WRITTEN TASK: Check each line of the listing, and copy it if it contains the word "name".

TASK DATA:
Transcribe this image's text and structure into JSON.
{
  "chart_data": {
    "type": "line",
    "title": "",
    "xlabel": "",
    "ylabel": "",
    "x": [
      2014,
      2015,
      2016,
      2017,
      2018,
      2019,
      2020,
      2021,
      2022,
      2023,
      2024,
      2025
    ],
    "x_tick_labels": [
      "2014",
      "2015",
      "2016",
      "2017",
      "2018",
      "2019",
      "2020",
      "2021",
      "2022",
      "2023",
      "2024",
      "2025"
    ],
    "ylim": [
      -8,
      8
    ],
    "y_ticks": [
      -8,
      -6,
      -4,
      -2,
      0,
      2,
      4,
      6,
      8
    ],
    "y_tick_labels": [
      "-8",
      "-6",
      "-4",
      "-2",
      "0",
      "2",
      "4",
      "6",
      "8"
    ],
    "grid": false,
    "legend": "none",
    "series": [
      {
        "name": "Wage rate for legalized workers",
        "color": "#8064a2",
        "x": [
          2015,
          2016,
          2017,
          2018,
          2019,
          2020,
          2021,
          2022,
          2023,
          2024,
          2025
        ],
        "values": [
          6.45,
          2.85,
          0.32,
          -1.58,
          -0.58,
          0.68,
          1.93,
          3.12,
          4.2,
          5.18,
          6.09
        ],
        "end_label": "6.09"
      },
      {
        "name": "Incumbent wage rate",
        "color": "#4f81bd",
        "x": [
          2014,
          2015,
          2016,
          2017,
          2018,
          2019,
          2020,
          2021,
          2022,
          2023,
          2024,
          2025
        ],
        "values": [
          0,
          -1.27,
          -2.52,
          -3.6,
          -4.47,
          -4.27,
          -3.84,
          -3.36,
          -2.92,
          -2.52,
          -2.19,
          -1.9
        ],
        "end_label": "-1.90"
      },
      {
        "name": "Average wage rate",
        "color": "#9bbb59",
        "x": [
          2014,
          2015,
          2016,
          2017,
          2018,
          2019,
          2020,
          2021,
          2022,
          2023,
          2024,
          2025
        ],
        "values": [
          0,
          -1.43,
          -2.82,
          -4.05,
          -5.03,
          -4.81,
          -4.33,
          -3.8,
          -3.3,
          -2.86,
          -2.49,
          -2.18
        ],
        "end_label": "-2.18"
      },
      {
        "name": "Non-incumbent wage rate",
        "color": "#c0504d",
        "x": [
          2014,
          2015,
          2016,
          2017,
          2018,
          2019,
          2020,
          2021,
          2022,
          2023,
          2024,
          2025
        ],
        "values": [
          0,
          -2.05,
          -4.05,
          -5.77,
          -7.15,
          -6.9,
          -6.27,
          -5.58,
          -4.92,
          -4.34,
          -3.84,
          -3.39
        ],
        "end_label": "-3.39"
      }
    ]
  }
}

RESULT FOR THIS TASK:
        "name": "Wage rate for legalized workers",
        "name": "Incumbent wage rate",
        "name": "Average wage rate",
        "name": "Non-incumbent wage rate",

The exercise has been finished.